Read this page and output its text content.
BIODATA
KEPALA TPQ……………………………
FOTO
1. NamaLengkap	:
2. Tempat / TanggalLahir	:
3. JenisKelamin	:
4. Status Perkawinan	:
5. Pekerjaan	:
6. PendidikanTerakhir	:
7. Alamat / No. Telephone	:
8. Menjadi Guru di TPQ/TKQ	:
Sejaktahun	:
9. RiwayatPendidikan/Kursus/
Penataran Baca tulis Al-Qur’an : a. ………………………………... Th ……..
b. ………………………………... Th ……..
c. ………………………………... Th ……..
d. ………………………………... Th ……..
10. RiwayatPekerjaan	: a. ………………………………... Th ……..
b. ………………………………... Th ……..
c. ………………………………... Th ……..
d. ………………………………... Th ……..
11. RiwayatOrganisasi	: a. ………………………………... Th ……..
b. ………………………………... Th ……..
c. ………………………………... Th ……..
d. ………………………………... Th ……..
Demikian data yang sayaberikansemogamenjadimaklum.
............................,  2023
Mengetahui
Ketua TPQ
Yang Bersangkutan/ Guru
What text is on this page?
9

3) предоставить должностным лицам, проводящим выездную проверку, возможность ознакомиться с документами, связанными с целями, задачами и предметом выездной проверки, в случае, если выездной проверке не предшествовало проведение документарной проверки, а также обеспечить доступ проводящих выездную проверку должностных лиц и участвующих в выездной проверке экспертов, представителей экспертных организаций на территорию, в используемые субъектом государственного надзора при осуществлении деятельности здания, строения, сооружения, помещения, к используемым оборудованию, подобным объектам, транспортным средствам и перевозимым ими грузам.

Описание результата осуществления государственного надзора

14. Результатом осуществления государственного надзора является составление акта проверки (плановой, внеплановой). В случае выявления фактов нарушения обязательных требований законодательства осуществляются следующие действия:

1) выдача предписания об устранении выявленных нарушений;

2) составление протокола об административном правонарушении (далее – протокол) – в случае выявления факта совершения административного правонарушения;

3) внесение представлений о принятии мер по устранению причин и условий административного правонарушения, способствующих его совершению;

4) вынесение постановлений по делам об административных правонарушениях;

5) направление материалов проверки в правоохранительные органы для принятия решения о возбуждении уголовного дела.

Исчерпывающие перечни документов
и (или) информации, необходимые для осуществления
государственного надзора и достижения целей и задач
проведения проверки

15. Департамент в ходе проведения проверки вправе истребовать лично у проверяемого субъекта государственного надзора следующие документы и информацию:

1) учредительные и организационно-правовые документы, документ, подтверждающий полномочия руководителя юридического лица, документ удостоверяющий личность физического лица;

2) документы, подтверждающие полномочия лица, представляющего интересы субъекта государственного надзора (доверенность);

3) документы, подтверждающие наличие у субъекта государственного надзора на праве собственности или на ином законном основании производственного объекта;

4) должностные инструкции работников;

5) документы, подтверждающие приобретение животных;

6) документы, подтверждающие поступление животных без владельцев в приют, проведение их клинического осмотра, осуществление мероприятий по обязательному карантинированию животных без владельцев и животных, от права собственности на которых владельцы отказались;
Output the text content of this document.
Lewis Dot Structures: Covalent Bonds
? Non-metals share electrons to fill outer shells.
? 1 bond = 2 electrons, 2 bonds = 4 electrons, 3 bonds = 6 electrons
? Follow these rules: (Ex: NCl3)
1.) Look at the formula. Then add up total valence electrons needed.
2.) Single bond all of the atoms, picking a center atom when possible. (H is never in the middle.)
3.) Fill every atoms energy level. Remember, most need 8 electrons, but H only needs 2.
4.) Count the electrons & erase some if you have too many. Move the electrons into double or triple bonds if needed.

+---+

**Set problem:** Extract the lines above from the one containing "Output the text content of this document." to the last line, both included, exactly as written.

**Right answer:**
Output the text content of this document.
Lewis Dot Structures: Covalent Bonds
? Non-metals share electrons to fill outer shells.
? 1 bond = 2 electrons, 2 bonds = 4 electrons, 3 bonds = 6 electrons
? Follow these rules: (Ex: NCl3)
1.) Look at the formula. Then add up total valence electrons needed.
2.) Single bond all of the atoms, picking a center atom when possible. (H is never in the middle.)
3.) Fill every atoms energy level. Remember, most need 8 electrons, but H only needs 2.
4.) Count the electrons & erase some if you have too many. Move the electrons into double or triple bonds if needed.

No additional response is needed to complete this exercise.